### Work to be completed
Wherever a line below holds the word "running", copy that line.

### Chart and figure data
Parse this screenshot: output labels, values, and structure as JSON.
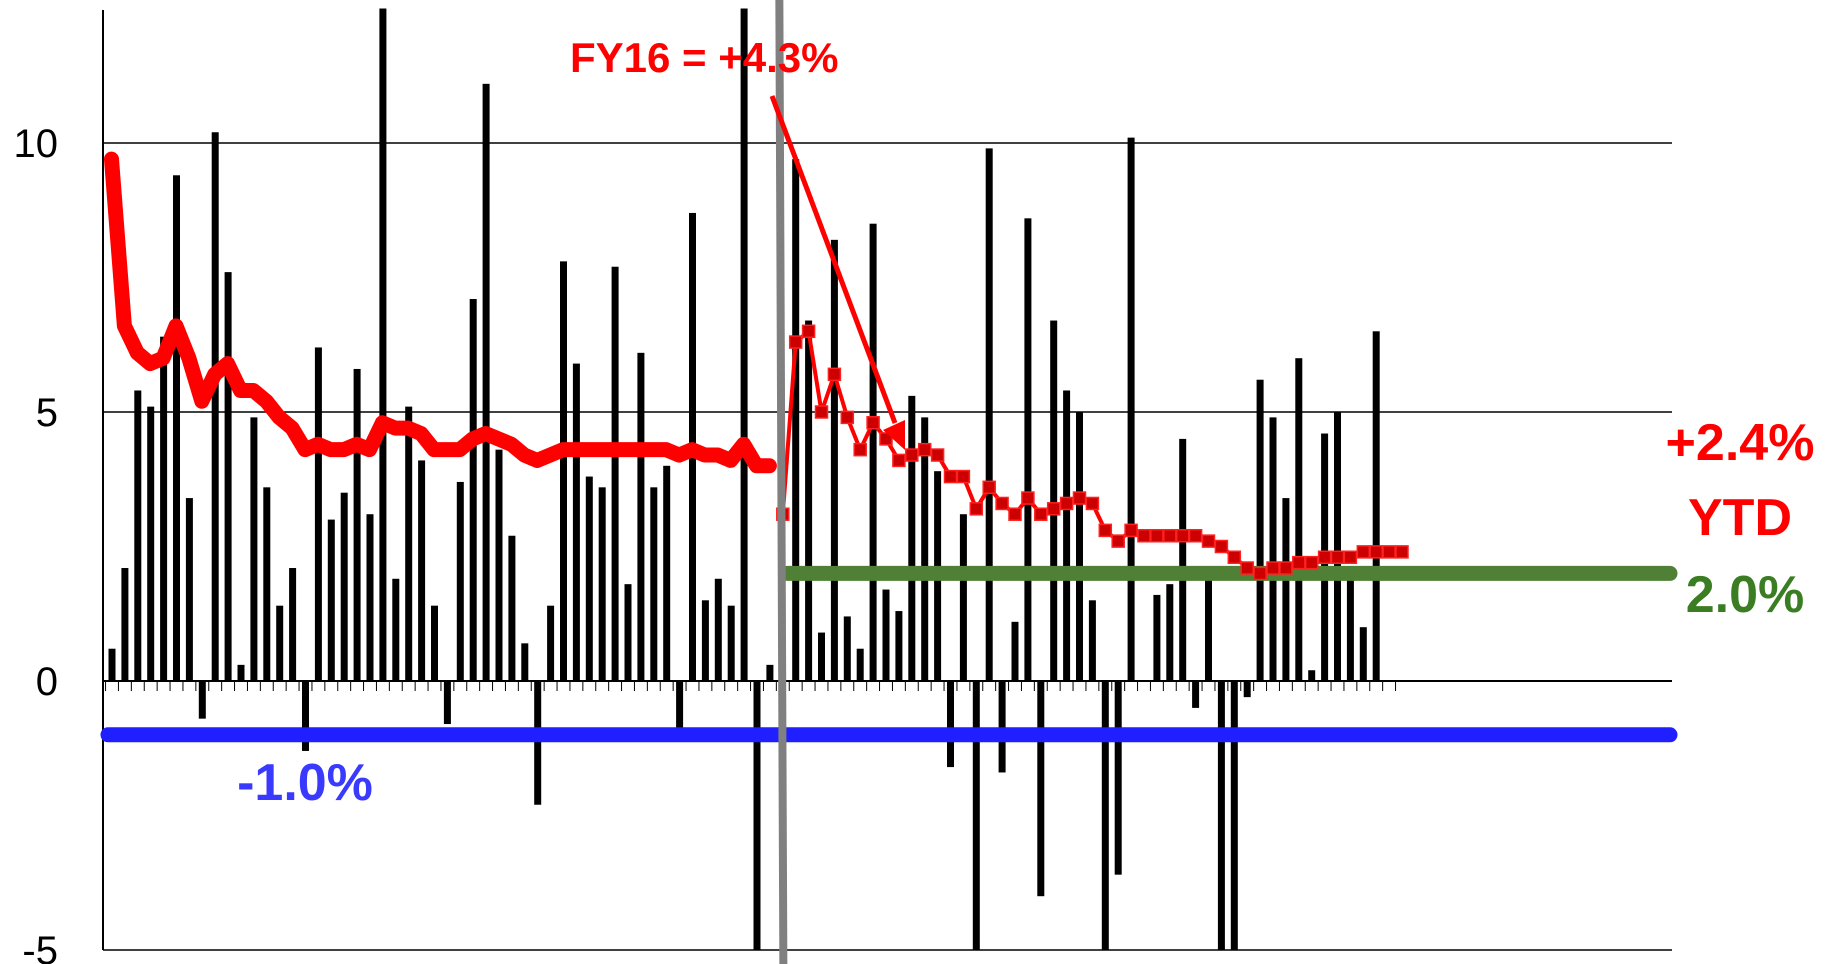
{
  "chart_data": {
    "type": "bar",
    "title": "",
    "xlabel": "",
    "ylabel": "",
    "ylim": [
      -5,
      12.5
    ],
    "yticks": [
      10,
      5,
      0,
      -5
    ],
    "ytick_labels": [
      "10",
      "5",
      "0",
      "-5"
    ],
    "grid": true,
    "colors": {
      "bars": "#000000",
      "fy16_line": "#ff0000",
      "ytd_line": "#ff0000",
      "ytd_marker": "#cc0000",
      "target_line": "#4f8035",
      "floor_line": "#1f1fff",
      "divider": "#808080",
      "grid": "#000000"
    },
    "series": [
      {
        "name": "bars",
        "values": [
          0.6,
          2.1,
          5.4,
          5.1,
          6.4,
          9.4,
          3.4,
          -0.7,
          10.2,
          7.6,
          0.3,
          4.9,
          3.6,
          1.4,
          2.1,
          -1.3,
          6.2,
          3.0,
          3.5,
          5.8,
          3.1,
          12.7,
          1.9,
          5.1,
          4.1,
          1.4,
          -0.8,
          3.7,
          7.1,
          11.1,
          4.3,
          2.7,
          0.7,
          -2.3,
          1.4,
          7.8,
          5.9,
          3.8,
          3.6,
          7.7,
          1.8,
          6.1,
          3.6,
          4.0,
          -0.9,
          8.7,
          1.5,
          1.9,
          1.4,
          12.7,
          -5.0,
          0.3,
          0.0,
          9.7,
          6.7,
          0.9,
          8.2,
          1.2,
          0.6,
          8.5,
          1.7,
          1.3,
          5.3,
          4.9,
          3.9,
          -1.6,
          3.1,
          -5.0,
          9.9,
          -1.7,
          1.1,
          8.6,
          -4.0,
          6.7,
          5.4,
          5.0,
          1.5,
          -5.0,
          -3.6,
          10.1,
          0.0,
          1.6,
          1.8,
          4.5,
          -0.5,
          2.0,
          -5.0,
          -5.0,
          -0.3,
          5.6,
          4.9,
          3.4,
          6.0,
          0.2,
          4.6,
          5.0,
          2.1,
          1.0,
          6.5,
          0.0
        ]
      },
      {
        "name": "FY16 running average",
        "values": [
          9.7,
          6.6,
          6.1,
          5.9,
          6.0,
          6.6,
          6.0,
          5.2,
          5.7,
          5.9,
          5.4,
          5.4,
          5.2,
          4.9,
          4.7,
          4.3,
          4.4,
          4.3,
          4.3,
          4.4,
          4.3,
          4.8,
          4.7,
          4.7,
          4.6,
          4.3,
          4.3,
          4.3,
          4.5,
          4.6,
          4.5,
          4.4,
          4.2,
          4.1,
          4.2,
          4.3,
          4.3,
          4.3,
          4.3,
          4.3,
          4.3,
          4.3,
          4.3,
          4.3,
          4.2,
          4.3,
          4.2,
          4.2,
          4.1,
          4.4,
          4.0,
          4.0
        ]
      },
      {
        "name": "YTD running average",
        "values": [
          3.1,
          6.3,
          6.5,
          5.0,
          5.7,
          4.9,
          4.3,
          4.8,
          4.5,
          4.1,
          4.2,
          4.3,
          4.2,
          3.8,
          3.8,
          3.2,
          3.6,
          3.3,
          3.1,
          3.4,
          3.1,
          3.2,
          3.3,
          3.4,
          3.3,
          2.8,
          2.6,
          2.8,
          2.7,
          2.7,
          2.7,
          2.7,
          2.7,
          2.6,
          2.5,
          2.3,
          2.1,
          2.0,
          2.1,
          2.1,
          2.2,
          2.2,
          2.3,
          2.3,
          2.3,
          2.4,
          2.4,
          2.4,
          2.4
        ]
      }
    ],
    "reference_lines": [
      {
        "value": 2.0,
        "label": "2.0%"
      },
      {
        "value": -1.0,
        "label": "-1.0%"
      }
    ],
    "annotations": {
      "fy16": "FY16 = +4.3%",
      "ytd_value": "+2.4%",
      "ytd_word": "YTD",
      "target": "2.0%",
      "floor": "-1.0%"
    }
  }
}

### Problem solution
        "name": "FY16 running average",
        "name": "YTD running average",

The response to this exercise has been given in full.